Scan the material and copy every line in which "机械工业出版社" appears.

── Data provided

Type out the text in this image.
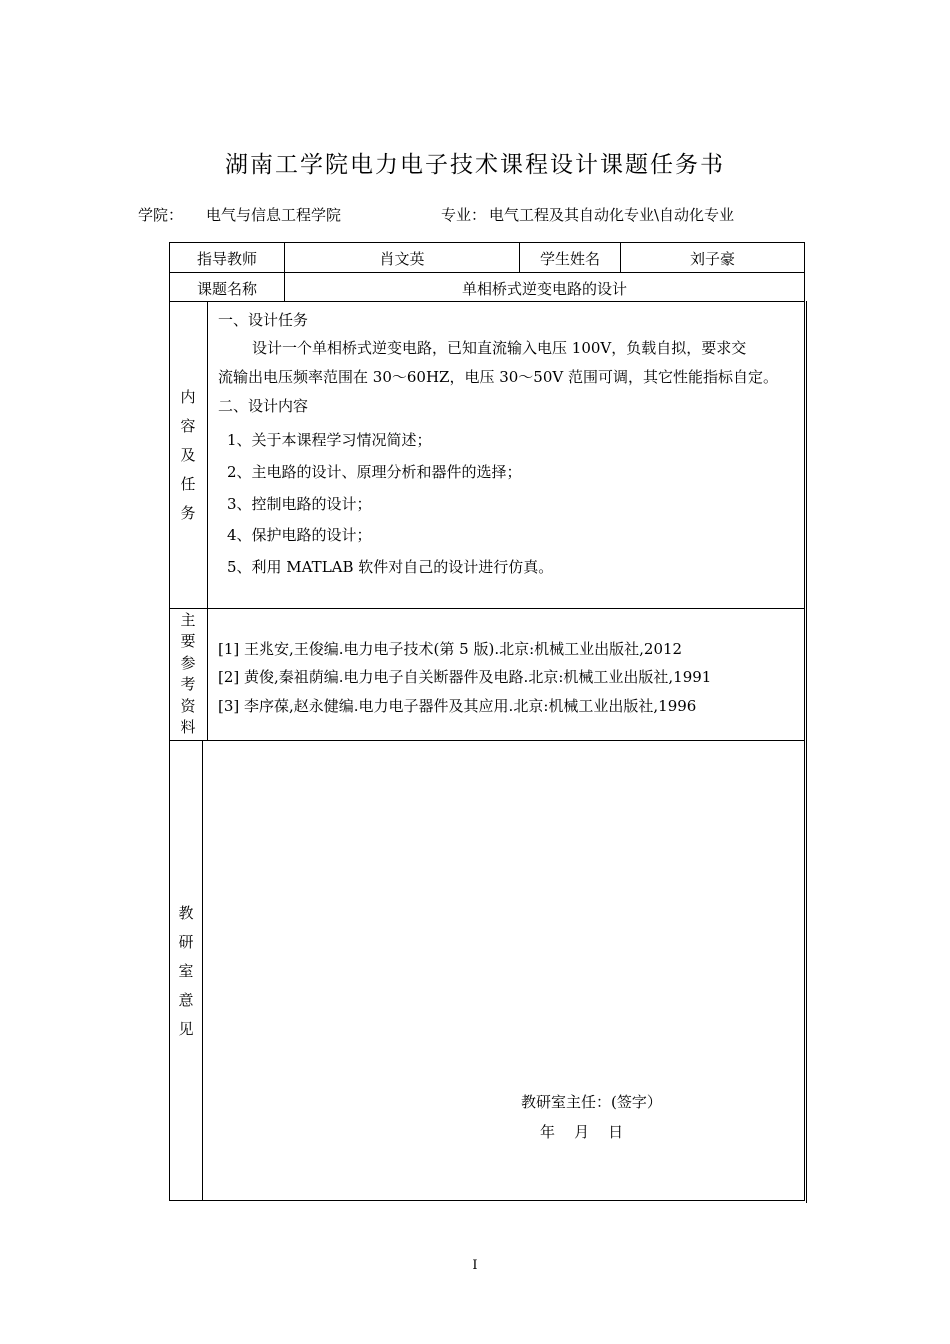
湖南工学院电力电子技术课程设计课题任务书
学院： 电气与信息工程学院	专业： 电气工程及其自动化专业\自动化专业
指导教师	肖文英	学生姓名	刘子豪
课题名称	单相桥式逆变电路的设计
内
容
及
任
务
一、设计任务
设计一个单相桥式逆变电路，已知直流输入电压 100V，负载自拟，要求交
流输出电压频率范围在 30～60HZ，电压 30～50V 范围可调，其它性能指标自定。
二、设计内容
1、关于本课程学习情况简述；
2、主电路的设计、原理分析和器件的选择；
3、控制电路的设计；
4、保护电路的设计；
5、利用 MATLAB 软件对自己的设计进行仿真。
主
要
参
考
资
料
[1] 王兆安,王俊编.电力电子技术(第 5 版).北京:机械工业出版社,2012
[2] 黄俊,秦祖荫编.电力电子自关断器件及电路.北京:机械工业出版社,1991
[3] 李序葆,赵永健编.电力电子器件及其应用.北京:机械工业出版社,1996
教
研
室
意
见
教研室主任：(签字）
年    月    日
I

────

**Result of this task**
[1] 王兆安,王俊编.电力电子技术(第 5 版).北京:机械工业出版社,2012
[2] 黄俊,秦祖荫编.电力电子自关断器件及电路.北京:机械工业出版社,1991
[3] 李序葆,赵永健编.电力电子器件及其应用.北京:机械工业出版社,1996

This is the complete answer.